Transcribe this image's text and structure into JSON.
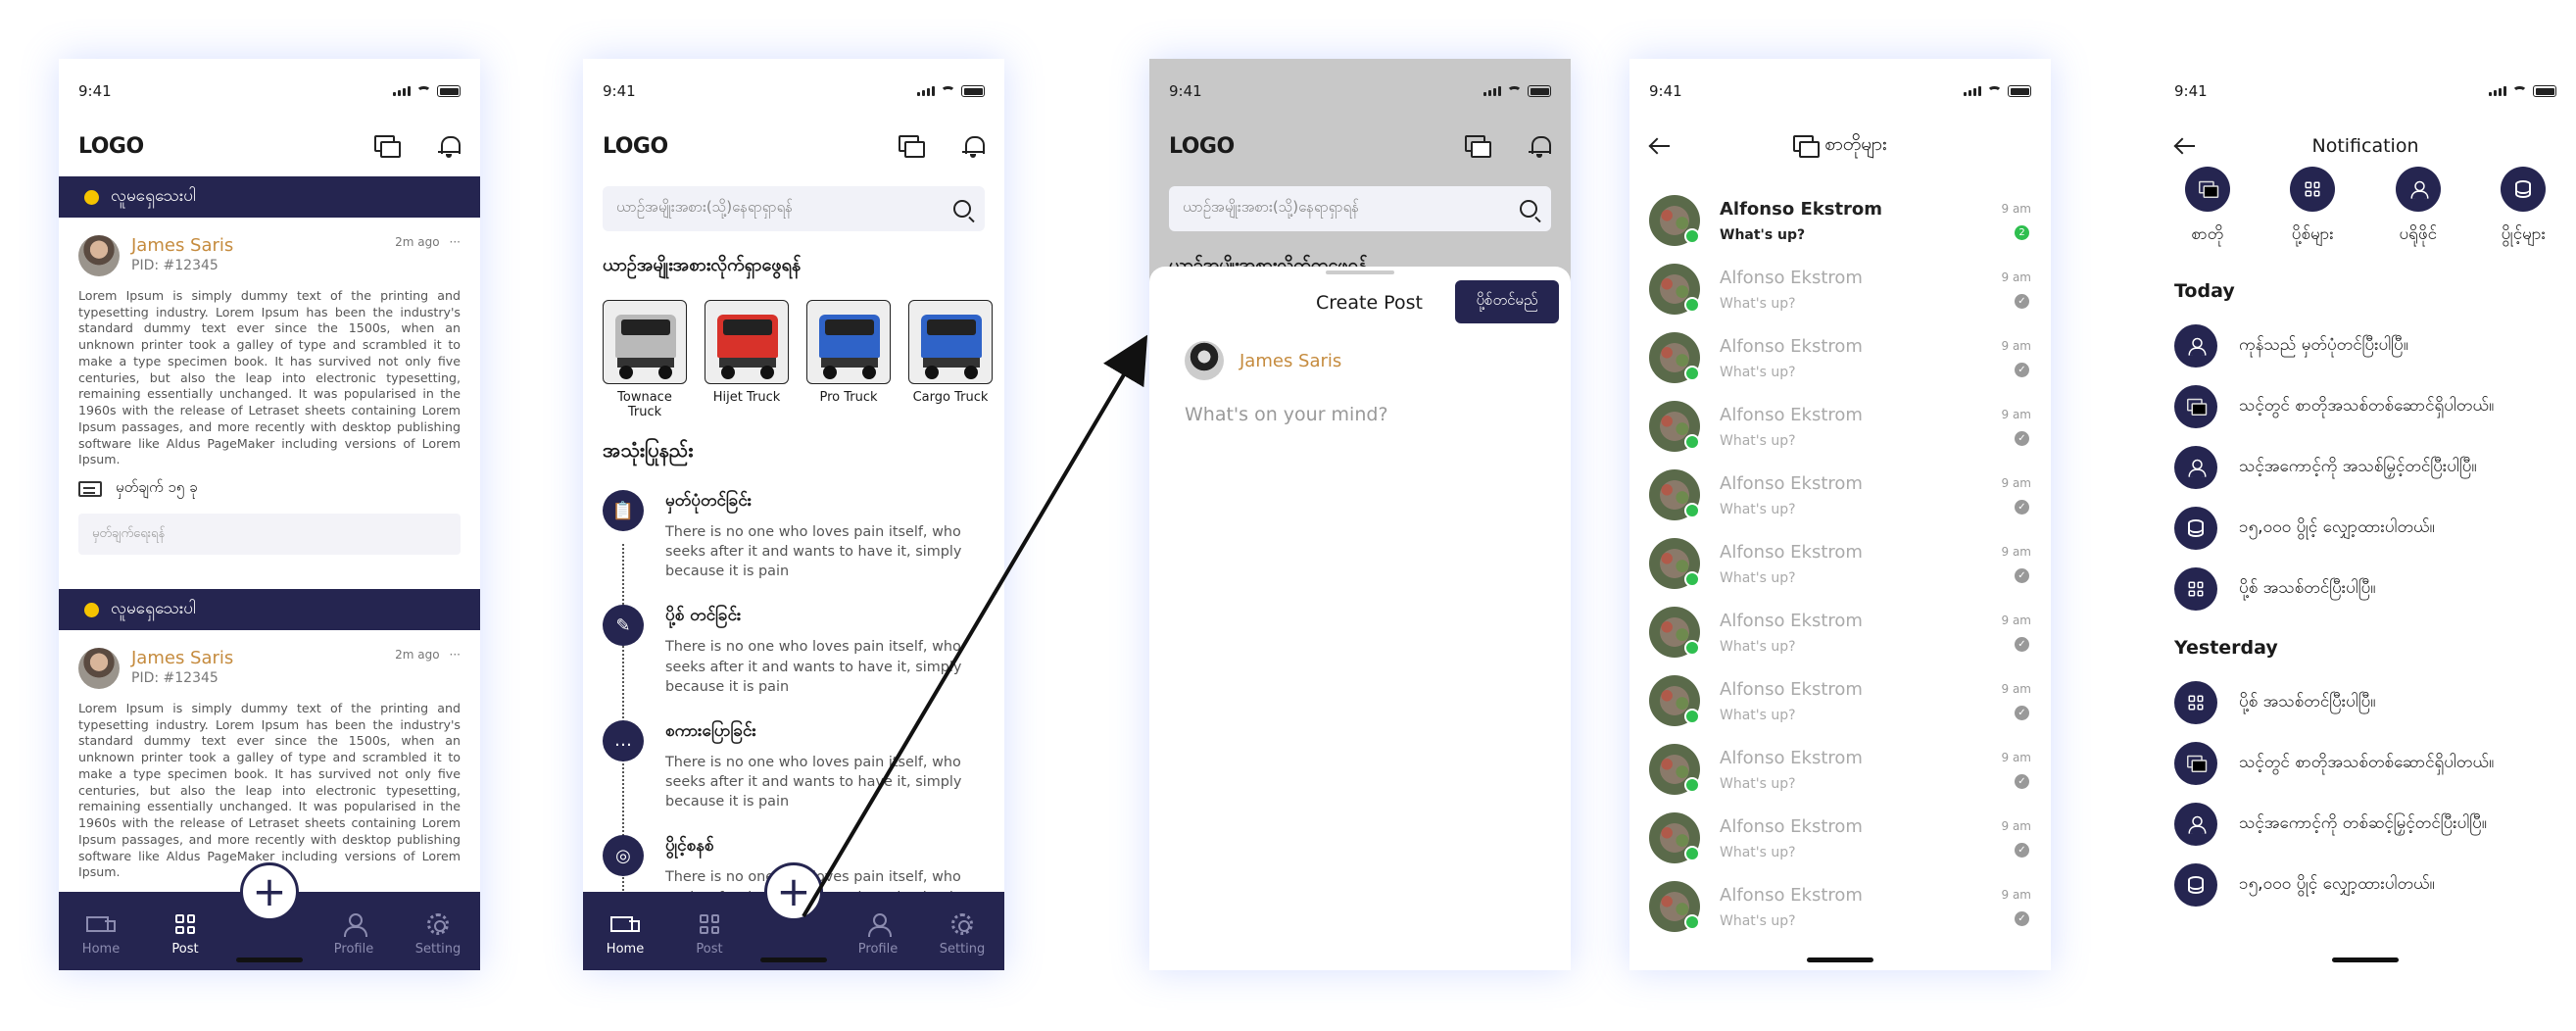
{
  "common": {
    "time": "9:41",
    "logo": "LOGO",
    "tabs": [
      "Home",
      "Post",
      "Profile",
      "Setting"
    ],
    "fab": "+"
  },
  "screen1": {
    "banner": "လူမရှေသေးပါ",
    "post": {
      "name": "James Saris",
      "pid": "PID: #12345",
      "time": "2m ago",
      "more": "···",
      "text": "Lorem Ipsum is simply dummy text of the printing and typesetting industry. Lorem Ipsum has been the industry's standard dummy text ever since the 1500s, when an unknown printer took a galley of type and scrambled it to make a type specimen book. It has survived not only five centuries, but also the leap into electronic typesetting, remaining essentially unchanged. It was popularised in the 1960s with the release of Letraset sheets containing Lorem Ipsum passages, and more recently with desktop publishing software like Aldus PageMaker including versions of Lorem Ipsum.",
      "comments": "မှတ်ချက် ၁၅ ခု",
      "comment_placeholder": "မှတ်ချက်ရေးရန်"
    },
    "post2": {
      "name": "James Saris",
      "pid": "PID: #12345",
      "time": "2m ago",
      "more": "···",
      "text": "Lorem Ipsum is simply dummy text of the printing and typesetting industry. Lorem Ipsum has been the industry's standard dummy text ever since the 1500s, when an unknown printer took a galley of type and scrambled it to make a type specimen book. It has survived not only five centuries, but also the leap into electronic typesetting, remaining essentially unchanged. It was popularised in the 1960s with the release of Letraset sheets containing Lorem Ipsum passages, and more recently with desktop publishing software like Aldus PageMaker including versions of Lorem Ipsum."
    }
  },
  "screen2": {
    "search_placeholder": "ယာဉ်အမျိုးအစား(သို့)နေရာရှာရန်",
    "trucks_title": "ယာဉ်အမျိုးအစားလိုက်ရှာဖွေရန်",
    "trucks": [
      {
        "label": "Townace Truck",
        "color": "#b9b9b9"
      },
      {
        "label": "Hijet Truck",
        "color": "#d8322a"
      },
      {
        "label": "Pro Truck",
        "color": "#2f63c8"
      },
      {
        "label": "Cargo Truck",
        "color": "#2f63c8"
      }
    ],
    "howto_title": "အသုံးပြုနည်း",
    "steps": [
      {
        "title": "မှတ်ပုံတင်ခြင်း",
        "icon": "clipboard-icon",
        "glyph": "📋",
        "desc": "There is no one who loves pain itself, who seeks after it and wants to have it, simply because it is pain"
      },
      {
        "title": "ပို့စ် တင်ခြင်း",
        "icon": "pencil-note-icon",
        "glyph": "✎",
        "desc": "There is no one who loves pain itself, who seeks after it and wants to have it, simply because it is pain"
      },
      {
        "title": "စကားပြောခြင်း",
        "icon": "chat-bubble-icon",
        "glyph": "…",
        "desc": "There is no one who loves pain itself, who seeks after it and wants to have it, simply because it is pain"
      },
      {
        "title": "ပွိုင့်စနစ်",
        "icon": "coin-icon",
        "glyph": "◎",
        "desc": "There is no one who loves pain itself, who seeks after it and wants to have it, simply"
      }
    ]
  },
  "screen3": {
    "search_placeholder": "ယာဉ်အမျိုးအစား(သို့)နေရာရှာရန်",
    "section_peek": "ယာဉ်အမျိုးအစားလိုက်ရှာဖွေရန်",
    "title": "Create Post",
    "post_button": "ပို့စ်တင်မည်",
    "user": "James Saris",
    "placeholder": "What's on your mind?"
  },
  "screen4": {
    "title": "စာတိုများ",
    "chats": [
      {
        "name": "Alfonso Ekstrom",
        "msg": "What's up?",
        "time": "9 am",
        "unread": true,
        "badge": "2"
      },
      {
        "name": "Alfonso Ekstrom",
        "msg": "What's up?",
        "time": "9 am",
        "unread": false
      },
      {
        "name": "Alfonso Ekstrom",
        "msg": "What's up?",
        "time": "9 am",
        "unread": false
      },
      {
        "name": "Alfonso Ekstrom",
        "msg": "What's up?",
        "time": "9 am",
        "unread": false
      },
      {
        "name": "Alfonso Ekstrom",
        "msg": "What's up?",
        "time": "9 am",
        "unread": false
      },
      {
        "name": "Alfonso Ekstrom",
        "msg": "What's up?",
        "time": "9 am",
        "unread": false
      },
      {
        "name": "Alfonso Ekstrom",
        "msg": "What's up?",
        "time": "9 am",
        "unread": false
      },
      {
        "name": "Alfonso Ekstrom",
        "msg": "What's up?",
        "time": "9 am",
        "unread": false
      },
      {
        "name": "Alfonso Ekstrom",
        "msg": "What's up?",
        "time": "9 am",
        "unread": false
      },
      {
        "name": "Alfonso Ekstrom",
        "msg": "What's up?",
        "time": "9 am",
        "unread": false
      },
      {
        "name": "Alfonso Ekstrom",
        "msg": "What's up?",
        "time": "9 am",
        "unread": false
      }
    ]
  },
  "screen5": {
    "title": "Notification",
    "categories": [
      {
        "label": "စာတို",
        "icon": "chat-icon"
      },
      {
        "label": "ပို့စ်များ",
        "icon": "grid-icon"
      },
      {
        "label": "ပရိုဖိုင်",
        "icon": "user-icon"
      },
      {
        "label": "ပွိုင့်များ",
        "icon": "database-icon"
      }
    ],
    "today_label": "Today",
    "today": [
      {
        "text": "ကုန်သည် မှတ်ပုံတင်ပြီးပါပြီ။",
        "icon": "user-icon"
      },
      {
        "text": "သင့်တွင် စာတိုအသစ်တစ်ဆောင်ရှိပါတယ်။",
        "icon": "chat-icon"
      },
      {
        "text": "သင့်အကောင့်ကို အသစ်မြှင့်တင်ပြီးပါပြီ။",
        "icon": "user-icon"
      },
      {
        "text": "၁၅,၀၀၀ ပွိုင့် လျှော့ထားပါတယ်။",
        "icon": "database-icon"
      },
      {
        "text": "ပို့စ် အသစ်တင်ပြီးပါပြီ။",
        "icon": "grid-icon"
      }
    ],
    "yesterday_label": "Yesterday",
    "yesterday": [
      {
        "text": "ပို့စ် အသစ်တင်ပြီးပါပြီ။",
        "icon": "grid-icon"
      },
      {
        "text": "သင့်တွင် စာတိုအသစ်တစ်ဆောင်ရှိပါတယ်။",
        "icon": "chat-icon"
      },
      {
        "text": "သင့်အကောင့်ကို တစ်ဆင့်မြှင့်တင်ပြီးပါပြီ။",
        "icon": "user-icon"
      },
      {
        "text": "၁၅,၀၀၀ ပွိုင့် လျှော့ထားပါတယ်။",
        "icon": "database-icon"
      }
    ]
  },
  "colors": {
    "primary": "#252550",
    "accent": "#c58b3e",
    "online": "#2fbf4f",
    "banner_dot": "#f5c400"
  }
}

....................

Make a list of all lines in the data that contain "containing".

      "text": "Lorem Ipsum is simply dummy text of the printing and typesetting industry. Lorem Ipsum has been the industry's standard dummy text ever since the 1500s, when an unknown printer took a galley of type and scrambled it to make a type specimen book. It has survived not only five centuries, but also the leap into electronic typesetting, remaining essentially unchanged. It was popularised in the 1960s with the release of Letraset sheets containing Lorem Ipsum passages, and more recently with desktop publishing software like Aldus PageMaker including versions of Lorem Ipsum.",
      "text": "Lorem Ipsum is simply dummy text of the printing and typesetting industry. Lorem Ipsum has been the industry's standard dummy text ever since the 1500s, when an unknown printer took a galley of type and scrambled it to make a type specimen book. It has survived not only five centuries, but also the leap into electronic typesetting, remaining essentially unchanged. It was popularised in the 1960s with the release of Letraset sheets containing Lorem Ipsum passages, and more recently with desktop publishing software like Aldus PageMaker including versions of Lorem Ipsum."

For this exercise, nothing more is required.